== GIVEN TASK ==
Lay out the lines from the one containing "nav-label: Entdecken <box>144" to the one containing "nav-item-menue[interactable]: Menü <box>197" as a Markdown table with the columns Row and Line, numbering each line and skipping blank lines.

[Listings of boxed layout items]
━━━━━━━━

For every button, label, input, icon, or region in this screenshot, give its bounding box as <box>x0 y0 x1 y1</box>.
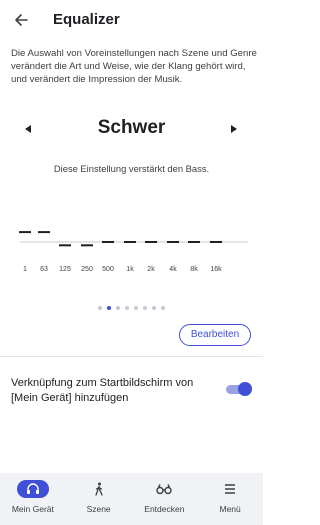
nav-label: Entdecken <box>144 504 185 514</box>
previous-preset-button[interactable] <box>20 121 36 137</box>
edit-button[interactable]: Bearbeiten <box>179 324 251 346</box>
nav-label: Mein Gerät <box>11 504 54 514</box>
pagination-dot <box>107 306 111 310</box>
nav-item-menue[interactable]: Menü <box>197 473 263 525</box>
eq-frequency-label: 16k <box>210 266 222 273</box>
equalizer-chart: 1 63 125 250 500 1k 2k 4k 8k 16k <box>0 210 263 280</box>
pagination-dot <box>152 306 156 310</box>
next-preset-button[interactable] <box>226 121 242 137</box>
app-bar: Equalizer <box>0 0 263 40</box>
shortcut-label: Verknüpfung zum Startbildschirm von [Mei… <box>11 377 194 404</box>
eq-frequency-label: 63 <box>40 266 48 273</box>
eq-frequency-label: 500 <box>102 266 114 273</box>
pagination-dot <box>125 306 129 310</box>
pagination-dot <box>98 306 102 310</box>
walking-person-icon <box>94 482 103 496</box>
page-title: Equalizer <box>53 11 120 28</box>
nav-item-szene[interactable]: Szene <box>66 473 132 525</box>
pagination-dots <box>0 306 263 310</box>
preset-description: Diese Einstellung verstärkt den Bass. <box>53 163 210 174</box>
pagination-dot <box>134 306 138 310</box>
eq-frequency-label: 8k <box>190 266 198 273</box>
shortcut-toggle[interactable] <box>226 382 252 396</box>
eq-frequency-label: 250 <box>81 266 93 273</box>
pagination-dot <box>161 306 165 310</box>
arrow-left-icon <box>15 14 28 26</box>
nav-label: Menü <box>219 504 241 514</box>
eq-frequency-label: 125 <box>59 266 71 273</box>
nav-item-mein-geraet[interactable]: Mein Gerät <box>0 473 66 525</box>
binoculars-icon <box>156 484 173 495</box>
equalizer-description: Die Auswahl von Voreinstellungen nach Sz… <box>11 48 257 85</box>
back-button[interactable] <box>10 9 32 31</box>
preset-name: Schwer <box>97 117 166 138</box>
pagination-dot <box>143 306 147 310</box>
menu-icon <box>225 484 236 494</box>
eq-frequency-label: 2k <box>147 266 155 273</box>
pagination-dot <box>116 306 120 310</box>
triangle-left-icon <box>25 125 31 133</box>
headphones-icon <box>26 483 39 494</box>
toggle-thumb <box>238 382 252 396</box>
bottom-navigation: Mein Gerät Szene Entdecken Menü <box>0 473 263 525</box>
divider <box>0 356 263 357</box>
eq-frequency-label: 4k <box>169 266 177 273</box>
preset-selector: Schwer <box>0 113 263 147</box>
shortcut-setting: Verknüpfung zum Startbildschirm von [Mei… <box>0 370 263 410</box>
eq-frequency-label: 1 <box>23 266 27 273</box>
triangle-right-icon <box>231 125 237 133</box>
nav-item-entdecken[interactable]: Entdecken <box>132 473 198 525</box>
nav-label: Szene <box>86 504 111 514</box>
equalizer-svg: 1 63 125 250 500 1k 2k 4k 8k 16k <box>19 231 248 273</box>
eq-frequency-label: 1k <box>126 266 134 273</box>
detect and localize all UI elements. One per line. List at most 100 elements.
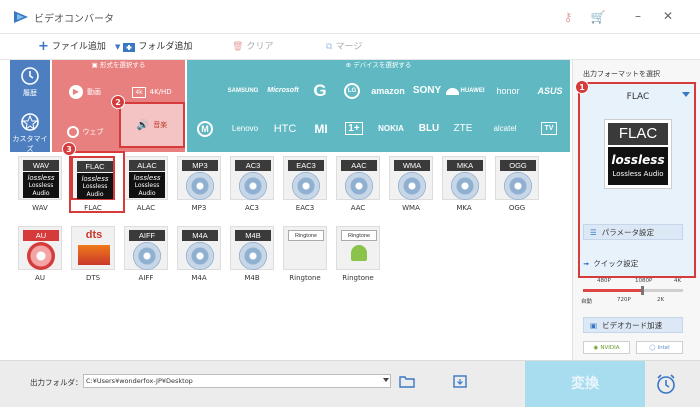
quality-auto: 自動 [581, 299, 593, 305]
format-ac3[interactable]: AC3 AC3 [228, 154, 276, 212]
close-button[interactable]: ✕ [660, 8, 676, 24]
format-m4b[interactable]: M4B M4B [228, 224, 276, 282]
format-aac[interactable]: AAC AAC [334, 154, 382, 212]
format-tile: WAV lossless Lossless Audio [18, 156, 62, 200]
clear-button[interactable]: 🗑 クリア [232, 39, 273, 55]
minimize-button[interactable]: – [630, 8, 646, 24]
customize-label: カスタマイズ [12, 135, 48, 153]
quick-setting-label: クイック設定 [593, 259, 639, 268]
brand-blu[interactable]: BLU [413, 110, 445, 147]
motorola-logo-icon[interactable]: M [187, 110, 223, 147]
brand-htc[interactable]: HTC [265, 110, 305, 147]
category-music[interactable]: 🔊 音楽 [119, 102, 185, 148]
device-panel: ⊕ デバイスを選択する SAMSUNG Microsoft G LG amazo… [187, 60, 570, 152]
quality-slider-track[interactable] [583, 289, 683, 292]
intel-logo-icon: ◯ [649, 344, 656, 351]
chevron-down-icon: ▼ [115, 43, 121, 51]
audio-disc-icon [292, 172, 320, 200]
history-label: 履歴 [23, 89, 37, 97]
quality-slider-thumb[interactable] [641, 286, 644, 295]
format-ogg[interactable]: OGG OGG [493, 154, 541, 212]
open-folder-icon[interactable] [452, 374, 468, 388]
merge-button[interactable]: ⧉ マージ [326, 39, 362, 55]
customize-tab[interactable]: カスタマイズ [10, 106, 50, 153]
parameter-settings-button[interactable]: ☰ パラメータ設定 [583, 224, 683, 240]
nvidia-toggle[interactable]: ◉ NVIDIA [583, 341, 630, 354]
app-logo-icon [14, 11, 28, 23]
brand-google[interactable]: G [305, 72, 335, 109]
format-aiff[interactable]: AIFF AIFF [122, 224, 170, 282]
play-icon: ▶ [69, 85, 83, 99]
brand-lg[interactable]: LG [337, 72, 367, 109]
cart-icon[interactable]: 🛒 [590, 9, 606, 25]
apple-logo-icon[interactable] [187, 72, 223, 109]
format-badge: AU [23, 230, 59, 241]
brand-microsoft[interactable]: Microsoft [263, 72, 303, 109]
audio-disc-icon [345, 172, 373, 200]
brand-nokia[interactable]: NOKIA [371, 110, 411, 147]
format-label: M4B [244, 274, 260, 282]
audio-disc-icon [186, 172, 214, 200]
format-m4a[interactable]: M4A M4A [175, 224, 223, 282]
key-icon[interactable]: ⚷ [560, 9, 576, 25]
quality-2k: 2K [657, 297, 665, 303]
gpu-acceleration-button[interactable]: ▣ ビデオカード加速 [583, 317, 683, 333]
format-eac3[interactable]: EAC3 EAC3 [281, 154, 329, 212]
brand-tv[interactable]: TV [529, 110, 569, 147]
category-video[interactable]: ▶ 動画 [52, 72, 118, 112]
trash-icon: 🗑 [232, 42, 244, 52]
speed-icon: ➟ [583, 259, 590, 268]
format-label: ALAC [136, 204, 156, 212]
plus-icon: + [38, 39, 49, 54]
format-label: MKA [456, 204, 472, 212]
format-wav[interactable]: WAV lossless Lossless Audio WAV [16, 154, 64, 212]
brand-honor[interactable]: honor [487, 72, 529, 109]
output-folder-label: 出力フォルダ： [30, 378, 83, 387]
path-dropdown-icon[interactable] [383, 378, 389, 382]
brand-zte[interactable]: ZTE [445, 110, 481, 147]
format-badge: Ringtone [288, 230, 324, 241]
brand-lenovo[interactable]: Lenovo [225, 110, 265, 147]
clear-label: クリア [246, 42, 274, 52]
format-tile: EAC3 [283, 156, 327, 200]
format-badge: M4A [182, 230, 218, 241]
brand-samsung[interactable]: SAMSUNG [223, 72, 263, 109]
intel-toggle[interactable]: ◯ Intel [636, 341, 683, 354]
brand-xiaomi[interactable]: MI [305, 110, 337, 147]
format-ringtone-apple[interactable]: Ringtone Ringtone [281, 224, 329, 282]
audio-disc-icon [504, 172, 532, 200]
brand-sony[interactable]: SONY [409, 72, 445, 109]
history-tab[interactable]: 履歴 [10, 60, 50, 106]
format-label: Ringtone [289, 274, 321, 282]
format-badge: WMA [394, 160, 430, 171]
device-header: ⊕ デバイスを選択する [345, 61, 412, 69]
dts-surround-icon [78, 245, 110, 265]
brand-amazon[interactable]: amazon [369, 72, 407, 109]
output-format-select[interactable]: FLAC [586, 89, 690, 105]
bottom-bar: 出力フォルダ： C:¥Users¥wonderfox-JP¥Desktop 変換 [0, 360, 700, 407]
add-file-button[interactable]: + ファイル追加 [38, 39, 106, 55]
format-dts[interactable]: dts DTS [69, 224, 117, 282]
format-mp3[interactable]: MP3 MP3 [175, 154, 223, 212]
browse-folder-icon[interactable] [399, 374, 415, 388]
convert-button[interactable]: 変換 [525, 361, 645, 407]
audio-disc-icon [239, 172, 267, 200]
add-folder-button[interactable]: ▼ フォルダ追加 [115, 39, 192, 55]
format-wma[interactable]: WMA WMA [387, 154, 435, 212]
brand-asus[interactable]: ASUS [531, 72, 569, 109]
output-folder-input[interactable]: C:¥Users¥wonderfox-JP¥Desktop [83, 374, 391, 388]
brand-huawei[interactable]: HUAWEI [445, 72, 485, 109]
format-mka[interactable]: MKA MKA [440, 154, 488, 212]
format-alac[interactable]: ALAC lossless Lossless Audio ALAC [122, 154, 170, 212]
brand-oneplus[interactable]: 1+ [337, 110, 371, 147]
brand-alcatel[interactable]: alcatel [483, 110, 527, 147]
alarm-clock-icon[interactable] [655, 373, 677, 395]
format-tile: MKA [442, 156, 486, 200]
format-ringtone-android[interactable]: Ringtone Ringtone [334, 224, 382, 282]
audio-disc-icon [239, 242, 267, 270]
au-icon [27, 242, 55, 270]
format-au[interactable]: AU AU [16, 224, 64, 282]
output-format-box[interactable]: FLAC FLAC lossless Lossless Audio [578, 82, 696, 278]
flac-logo: FLAC lossless Lossless Audio [604, 119, 672, 189]
dropdown-caret-icon[interactable] [682, 92, 690, 97]
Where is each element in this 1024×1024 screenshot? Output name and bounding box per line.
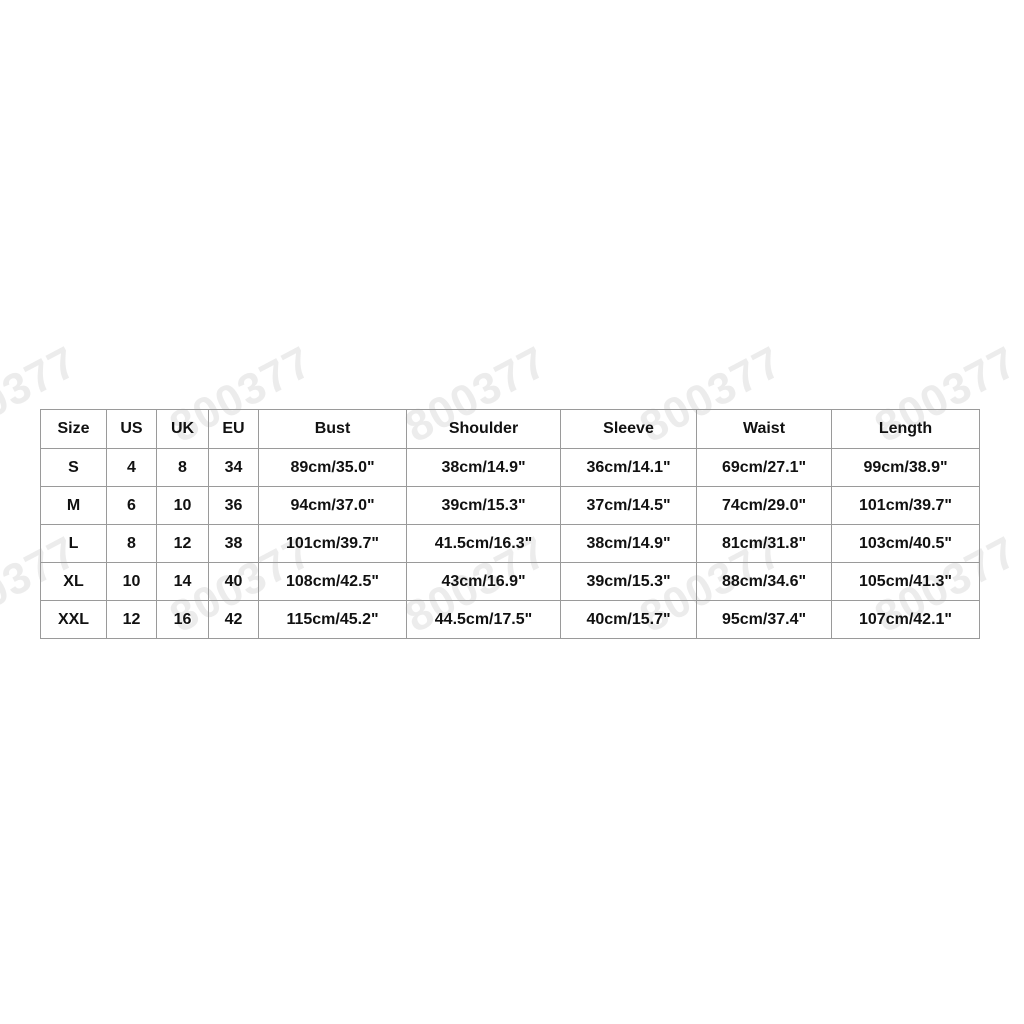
cell-uk: 16	[156, 600, 209, 639]
table-row: XXL 12 16 42 115cm/45.2" 44.5cm/17.5" 40…	[40, 600, 980, 639]
cell-sleeve: 36cm/14.1"	[560, 448, 697, 487]
cell-eu: 34	[208, 448, 259, 487]
cell-eu: 40	[208, 562, 259, 601]
table-row: L 8 12 38 101cm/39.7" 41.5cm/16.3" 38cm/…	[40, 524, 980, 563]
table-row: M 6 10 36 94cm/37.0" 39cm/15.3" 37cm/14.…	[40, 486, 980, 525]
header-sleeve: Sleeve	[560, 409, 697, 449]
cell-waist: 69cm/27.1"	[696, 448, 832, 487]
header-shoulder: Shoulder	[406, 409, 561, 449]
cell-bust: 89cm/35.0"	[258, 448, 407, 487]
cell-sleeve: 37cm/14.5"	[560, 486, 697, 525]
cell-uk: 8	[156, 448, 209, 487]
cell-us: 12	[106, 600, 157, 639]
cell-bust: 101cm/39.7"	[258, 524, 407, 563]
cell-us: 8	[106, 524, 157, 563]
cell-bust: 94cm/37.0"	[258, 486, 407, 525]
cell-shoulder: 43cm/16.9"	[406, 562, 561, 601]
cell-uk: 10	[156, 486, 209, 525]
header-eu: EU	[208, 409, 259, 449]
cell-bust: 115cm/45.2"	[258, 600, 407, 639]
header-length: Length	[831, 409, 980, 449]
cell-uk: 12	[156, 524, 209, 563]
header-row: Size US UK EU Bust Shoulder Sleeve Waist…	[40, 409, 980, 449]
cell-eu: 38	[208, 524, 259, 563]
cell-shoulder: 44.5cm/17.5"	[406, 600, 561, 639]
cell-size: XL	[40, 562, 107, 601]
table-row: S 4 8 34 89cm/35.0" 38cm/14.9" 36cm/14.1…	[40, 448, 980, 487]
cell-us: 10	[106, 562, 157, 601]
cell-shoulder: 39cm/15.3"	[406, 486, 561, 525]
header-us: US	[106, 409, 157, 449]
cell-size: M	[40, 486, 107, 525]
cell-waist: 95cm/37.4"	[696, 600, 832, 639]
cell-shoulder: 41.5cm/16.3"	[406, 524, 561, 563]
cell-eu: 42	[208, 600, 259, 639]
cell-size: XXL	[40, 600, 107, 639]
header-uk: UK	[156, 409, 209, 449]
cell-size: L	[40, 524, 107, 563]
cell-length: 101cm/39.7"	[831, 486, 980, 525]
cell-length: 107cm/42.1"	[831, 600, 980, 639]
cell-length: 103cm/40.5"	[831, 524, 980, 563]
cell-sleeve: 40cm/15.7"	[560, 600, 697, 639]
cell-eu: 36	[208, 486, 259, 525]
cell-us: 4	[106, 448, 157, 487]
cell-length: 99cm/38.9"	[831, 448, 980, 487]
cell-shoulder: 38cm/14.9"	[406, 448, 561, 487]
header-size: Size	[40, 409, 107, 449]
header-bust: Bust	[258, 409, 407, 449]
cell-waist: 81cm/31.8"	[696, 524, 832, 563]
size-chart-table: Size US UK EU Bust Shoulder Sleeve Waist…	[40, 409, 980, 639]
cell-sleeve: 38cm/14.9"	[560, 524, 697, 563]
cell-us: 6	[106, 486, 157, 525]
cell-length: 105cm/41.3"	[831, 562, 980, 601]
cell-size: S	[40, 448, 107, 487]
header-waist: Waist	[696, 409, 832, 449]
cell-bust: 108cm/42.5"	[258, 562, 407, 601]
cell-waist: 88cm/34.6"	[696, 562, 832, 601]
cell-sleeve: 39cm/15.3"	[560, 562, 697, 601]
table-row: XL 10 14 40 108cm/42.5" 43cm/16.9" 39cm/…	[40, 562, 980, 601]
cell-waist: 74cm/29.0"	[696, 486, 832, 525]
cell-uk: 14	[156, 562, 209, 601]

━━━━━━━━

== EXERCISE ANSWER ==
| Row | Line |
|---|---|
| 1 | nav-label: Entdecken <box>144 504 185 514</box> |
| 2 | previous-preset-button[interactable] <box>20 121 36 137</box> |
| 3 | edit-button[interactable]: Bearbeiten <box>179 324 251 346</box> |
| 4 | nav-label: Mein Gerät <box>11 504 54 514</box> |
| 5 | pagination-dot <box>107 306 111 310</box> |
| 6 | nav-item-menue[interactable]: Menü <box>197 473 263 525</box> |